SHORT TASK: Repeat without any change the lines of the records below, from the line with "442, 406, 446]" to the line with "307, 545, 311]", including both of those lines.

ITEMS:
◇ ◇ ◇ ◇ ◇
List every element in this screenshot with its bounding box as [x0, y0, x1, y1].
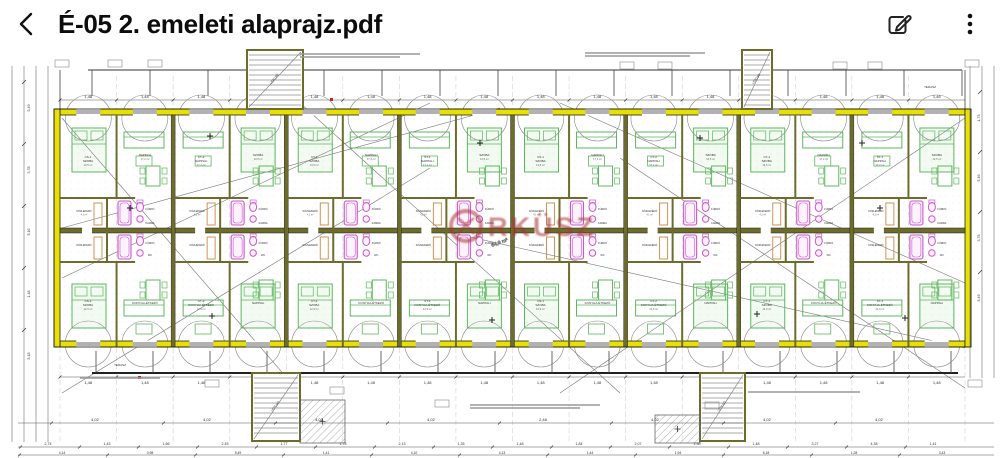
svg-text:2,13: 2,13	[399, 442, 406, 446]
svg-text:FÜRDŐ: FÜRDŐ	[372, 208, 381, 211]
pdf-page-view[interactable]: 64,9 m²1,481,481,481,481,481,481,481,481…	[0, 48, 1000, 458]
svg-text:KONYHA-ÉTKEZŐ: KONYHA-ÉTKEZŐ	[585, 300, 611, 305]
svg-text:13,5 m²: 13,5 m²	[84, 163, 93, 167]
svg-text:12,9 m²: 12,9 m²	[536, 307, 545, 311]
svg-text:1,48: 1,48	[517, 442, 524, 446]
svg-text:NAPPALI: NAPPALI	[647, 159, 660, 163]
svg-text:12,9 m²: 12,9 m²	[197, 307, 206, 311]
svg-text:5,16: 5,16	[977, 175, 981, 182]
edit-pencil-icon	[885, 9, 915, 39]
svg-text:13,5 m²: 13,5 m²	[536, 163, 545, 167]
svg-text:4,13: 4,13	[499, 451, 506, 455]
svg-text:KÖZLEKEDŐ: KÖZLEKEDŐ	[76, 244, 91, 247]
svg-text:SZOBA: SZOBA	[309, 159, 319, 163]
svg-text:KÖZLEKEDŐ: KÖZLEKEDŐ	[76, 210, 91, 213]
svg-text:17,2 m²: 17,2 m²	[141, 157, 150, 161]
svg-text:NAPPALI: NAPPALI	[139, 153, 152, 157]
svg-text:1,48: 1,48	[753, 442, 760, 446]
svg-text:17,2 m²: 17,2 m²	[593, 157, 602, 161]
svg-text:12,9 m²: 12,9 m²	[649, 307, 658, 311]
svg-text:17,2 m²: 17,2 m²	[649, 163, 658, 167]
floorplan-drawing[interactable]: 64,9 m²1,481,481,481,481,481,481,481,481…	[0, 48, 1000, 458]
svg-text:1,48: 1,48	[141, 380, 150, 385]
svg-text:KONYHA-ÉTKEZŐ: KONYHA-ÉTKEZŐ	[188, 302, 214, 307]
svg-text:FÜRDŐ: FÜRDŐ	[372, 242, 381, 245]
kebab-menu-icon	[957, 9, 983, 39]
svg-text:SZOBA: SZOBA	[762, 159, 772, 163]
svg-text:1,48: 1,48	[537, 380, 546, 385]
svg-text:1,48: 1,48	[593, 380, 602, 385]
svg-text:WC: WC	[148, 254, 152, 257]
stairwell-top-left: LÉPCSŐ	[247, 50, 303, 109]
svg-text:FÜRDŐ: FÜRDŐ	[259, 208, 268, 211]
svg-text:17,2 m²: 17,2 m²	[875, 163, 884, 167]
svg-text:KAMRA: KAMRA	[146, 222, 155, 225]
svg-text:1,48: 1,48	[424, 380, 433, 385]
svg-text:KONYHA-ÉTKEZŐ: KONYHA-ÉTKEZŐ	[641, 302, 667, 307]
overflow-menu-button[interactable]	[948, 2, 992, 46]
svg-text:KÖZLEKEDŐ: KÖZLEKEDŐ	[755, 210, 770, 213]
svg-text:KAMRA: KAMRA	[259, 222, 268, 225]
svg-text:4,38: 4,38	[871, 442, 878, 446]
svg-text:NAPPALI: NAPPALI	[365, 153, 378, 157]
svg-text:FÜRDŐ: FÜRDŐ	[711, 242, 720, 245]
svg-text:13,5 m²: 13,5 m²	[480, 157, 489, 161]
svg-text:WC: WC	[261, 254, 265, 257]
svg-text:13,5 m²: 13,5 m²	[932, 157, 941, 161]
svg-text:TERASZ: TERASZ	[114, 363, 126, 367]
svg-text:4,1 m²: 4,1 m²	[759, 214, 766, 217]
svg-text:4,14: 4,14	[59, 451, 66, 455]
svg-text:2,48: 2,48	[539, 417, 548, 422]
svg-text:SZOBA: SZOBA	[535, 303, 545, 307]
svg-text:NAPPALI: NAPPALI	[421, 159, 434, 163]
svg-text:NAPPALI: NAPPALI	[478, 301, 491, 305]
svg-text:KÖZLEKEDŐ: KÖZLEKEDŐ	[868, 244, 883, 247]
svg-text:1,35: 1,35	[458, 442, 465, 446]
svg-text:4,02: 4,02	[91, 417, 100, 422]
svg-text:KAMRA: KAMRA	[598, 222, 607, 225]
svg-text:NAPPALI: NAPPALI	[252, 301, 265, 305]
svg-text:FÜRDŐ: FÜRDŐ	[937, 208, 946, 211]
svg-text:KÖZLEKEDŐ: KÖZLEKEDŐ	[189, 244, 204, 247]
svg-text:17,2 m²: 17,2 m²	[819, 157, 828, 161]
svg-text:17,2 m²: 17,2 m²	[423, 163, 432, 167]
stairwell-top-right: LÉPCSŐ	[742, 50, 772, 109]
svg-text:FÜRDŐ: FÜRDŐ	[259, 242, 268, 245]
stairwell-bottom-left: LÉPCSŐ	[252, 373, 300, 441]
svg-text:12,9 m²: 12,9 m²	[762, 307, 771, 311]
svg-text:17,2 m²: 17,2 m²	[197, 163, 206, 167]
svg-text:SZOBA: SZOBA	[253, 153, 263, 157]
svg-text:1,73: 1,73	[977, 115, 981, 122]
svg-text:NAPPALI: NAPPALI	[818, 153, 831, 157]
svg-text:KÖZLEKEDŐ: KÖZLEKEDŐ	[189, 210, 204, 213]
svg-text:4,02: 4,02	[203, 417, 212, 422]
svg-text:17,2 m²: 17,2 m²	[367, 157, 376, 161]
svg-text:13,5 m²: 13,5 m²	[706, 157, 715, 161]
svg-text:13,5 m²: 13,5 m²	[310, 163, 319, 167]
svg-text:SZOBA: SZOBA	[83, 159, 93, 163]
svg-text:KÖZLEKEDŐ: KÖZLEKEDŐ	[416, 244, 431, 247]
svg-text:KÖZLEKEDŐ: KÖZLEKEDŐ	[642, 244, 657, 247]
svg-text:12,9 m²: 12,9 m²	[875, 307, 884, 311]
svg-text:WC: WC	[827, 254, 831, 257]
svg-text:WC: WC	[940, 254, 944, 257]
svg-text:RKÜSZ: RKÜSZ	[488, 212, 596, 242]
svg-text:SZOBA: SZOBA	[706, 153, 716, 157]
svg-text:4,02: 4,02	[651, 417, 660, 422]
svg-text:1,48: 1,48	[763, 380, 772, 385]
svg-text:5,49: 5,49	[27, 105, 31, 112]
svg-text:SZOBA: SZOBA	[762, 303, 772, 307]
svg-text:1,44: 1,44	[587, 451, 594, 455]
svg-text:4,02: 4,02	[875, 417, 884, 422]
exterior-wall	[60, 109, 965, 116]
svg-text:WC: WC	[374, 254, 378, 257]
svg-text:5,18: 5,18	[27, 353, 31, 360]
svg-text:WC: WC	[487, 254, 491, 257]
svg-text:12,9 m²: 12,9 m²	[84, 307, 93, 311]
svg-text:KAMRA: KAMRA	[937, 222, 946, 225]
svg-text:1,48: 1,48	[650, 380, 659, 385]
svg-text:FÜRDŐ: FÜRDŐ	[146, 208, 155, 211]
svg-text:4,02: 4,02	[315, 417, 324, 422]
svg-text:4,10: 4,10	[411, 451, 418, 455]
svg-text:2,45: 2,45	[222, 442, 229, 446]
svg-text:KÖZLEKEDŐ: KÖZLEKEDŐ	[303, 210, 318, 213]
svg-text:1,28: 1,28	[851, 451, 858, 455]
svg-text:1,30: 1,30	[694, 442, 701, 446]
edit-button[interactable]	[878, 2, 922, 46]
svg-text:1,48: 1,48	[84, 380, 93, 385]
svg-text:0,98: 0,98	[147, 451, 154, 455]
svg-text:1,48: 1,48	[876, 380, 885, 385]
svg-text:4,1 m²: 4,1 m²	[646, 214, 653, 217]
svg-text:SZOBA: SZOBA	[83, 303, 93, 307]
svg-text:12,9 m²: 12,9 m²	[310, 307, 319, 311]
svg-text:3,78: 3,78	[977, 235, 981, 242]
svg-text:NAPPALI: NAPPALI	[931, 301, 944, 305]
header-bar: É-05 2. emeleti alaprajz.pdf	[0, 0, 1000, 48]
svg-text:WC: WC	[600, 254, 604, 257]
svg-text:6,18: 6,18	[763, 451, 770, 455]
svg-text:KONYHA-ÉTKEZŐ: KONYHA-ÉTKEZŐ	[867, 302, 893, 307]
svg-text:1,75: 1,75	[340, 442, 347, 446]
svg-text:5,49: 5,49	[235, 451, 242, 455]
svg-text:FÜRDŐ: FÜRDŐ	[937, 242, 946, 245]
pdf-viewer-app: É-05 2. emeleti alaprajz.pdf 64,9 m²1,48…	[0, 0, 1000, 458]
svg-text:KONYHA-ÉTKEZŐ: KONYHA-ÉTKEZŐ	[358, 300, 384, 305]
svg-text:FÜRDŐ: FÜRDŐ	[485, 242, 494, 245]
svg-text:SZOBA: SZOBA	[535, 159, 545, 163]
svg-text:KÖZLEKEDŐ: KÖZLEKEDŐ	[755, 244, 770, 247]
svg-text:4,1 m²: 4,1 m²	[873, 214, 880, 217]
exterior-wall-left	[54, 109, 60, 347]
svg-text:TERASZ: TERASZ	[924, 85, 936, 89]
svg-text:KONYHA-ÉTKEZŐ: KONYHA-ÉTKEZŐ	[811, 300, 837, 305]
svg-text:KAMRA: KAMRA	[372, 222, 381, 225]
chevron-left-icon	[13, 9, 43, 39]
svg-text:KÖZLEKEDŐ: KÖZLEKEDŐ	[416, 210, 431, 213]
svg-text:4,1 m²: 4,1 m²	[194, 214, 201, 217]
svg-text:4,1 m²: 4,1 m²	[307, 214, 314, 217]
svg-text:2,07: 2,07	[635, 442, 642, 446]
svg-text:2,74: 2,74	[45, 442, 52, 446]
svg-text:13,5 m²: 13,5 m²	[254, 157, 263, 161]
svg-text:KÖZLEKEDŐ: KÖZLEKEDŐ	[642, 210, 657, 213]
svg-text:SZOBA: SZOBA	[309, 303, 319, 307]
svg-text:KÖZLEKEDŐ: KÖZLEKEDŐ	[868, 210, 883, 213]
svg-text:FÜRDŐ: FÜRDŐ	[598, 208, 607, 211]
svg-text:KÖZLEKEDŐ: KÖZLEKEDŐ	[303, 244, 318, 247]
svg-text:1,41: 1,41	[323, 451, 330, 455]
svg-text:KÖZLEKEDŐ: KÖZLEKEDŐ	[529, 244, 544, 247]
svg-text:KAMRA: KAMRA	[711, 222, 720, 225]
document-title: É-05 2. emeleti alaprajz.pdf	[58, 9, 878, 40]
svg-text:FÜRDŐ: FÜRDŐ	[146, 242, 155, 245]
svg-text:KONYHA-ÉTKEZŐ: KONYHA-ÉTKEZŐ	[132, 300, 158, 305]
svg-text:1,48: 1,48	[27, 291, 31, 298]
back-button[interactable]	[6, 2, 50, 46]
svg-text:4,1 m²: 4,1 m²	[420, 214, 427, 217]
svg-text:1,48: 1,48	[820, 380, 829, 385]
svg-text:NAPPALI: NAPPALI	[874, 159, 887, 163]
svg-text:3,43: 3,43	[939, 451, 946, 455]
svg-text:4,02: 4,02	[763, 417, 772, 422]
svg-text:1,43: 1,43	[104, 442, 111, 446]
svg-text:5,49: 5,49	[977, 295, 981, 302]
svg-text:1,41: 1,41	[930, 442, 937, 446]
svg-text:FÜRDŐ: FÜRDŐ	[824, 208, 833, 211]
svg-text:4,1 m²: 4,1 m²	[81, 214, 88, 217]
paved-terrace-pad	[655, 415, 700, 443]
bottom-dimension-rows: 4,024,024,024,022,484,024,024,022,741,43…	[18, 417, 994, 457]
svg-text:4,02: 4,02	[427, 417, 436, 422]
svg-text:SZOBA: SZOBA	[479, 153, 489, 157]
svg-text:NAPPALI: NAPPALI	[591, 153, 604, 157]
svg-text:FÜRDŐ: FÜRDŐ	[824, 242, 833, 245]
svg-text:FÜRDŐ: FÜRDŐ	[598, 242, 607, 245]
svg-text:NAPPALI: NAPPALI	[195, 159, 208, 163]
stairwell-bottom-right: LÉPCSŐ	[700, 373, 745, 441]
svg-text:1,66: 1,66	[163, 442, 170, 446]
svg-text:KAMRA: KAMRA	[824, 222, 833, 225]
svg-text:WC: WC	[714, 254, 718, 257]
svg-text:1,94: 1,94	[675, 451, 682, 455]
svg-text:12,9 m²: 12,9 m²	[423, 307, 432, 311]
svg-text:1,77: 1,77	[281, 442, 288, 446]
svg-text:KONYHA-ÉTKEZŐ: KONYHA-ÉTKEZŐ	[415, 302, 441, 307]
svg-text:3,78: 3,78	[27, 167, 31, 174]
svg-text:3,27: 3,27	[812, 442, 819, 446]
svg-text:NAPPALI: NAPPALI	[704, 301, 717, 305]
svg-text:1,84: 1,84	[576, 442, 583, 446]
svg-text:5,16: 5,16	[27, 229, 31, 236]
svg-text:FÜRDŐ: FÜRDŐ	[485, 208, 494, 211]
svg-text:1,48: 1,48	[367, 380, 376, 385]
svg-text:SZOBA: SZOBA	[932, 153, 942, 157]
svg-text:13,5 m²: 13,5 m²	[762, 163, 771, 167]
svg-text:1,48: 1,48	[933, 380, 942, 385]
svg-text:1,48: 1,48	[311, 380, 320, 385]
svg-text:FÜRDŐ: FÜRDŐ	[711, 208, 720, 211]
svg-text:1,48: 1,48	[480, 380, 489, 385]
◇ ◇ ◇ ◇ ◇
WORKED ANSWER:
svg-text:2,13: 2,13	[399, 442, 406, 446]
svg-text:FÜRDŐ: FÜRDŐ	[372, 208, 381, 211]
pdf-page-view[interactable]: 64,9 m²1,481,481,481,481,481,481,481,481…	[0, 48, 1000, 458]
svg-text:KONYHA-ÉTKEZŐ: KONYHA-ÉTKEZŐ	[585, 300, 611, 305]
svg-text:13,5 m²: 13,5 m²	[84, 163, 93, 167]
svg-text:12,9 m²: 12,9 m²	[536, 307, 545, 311]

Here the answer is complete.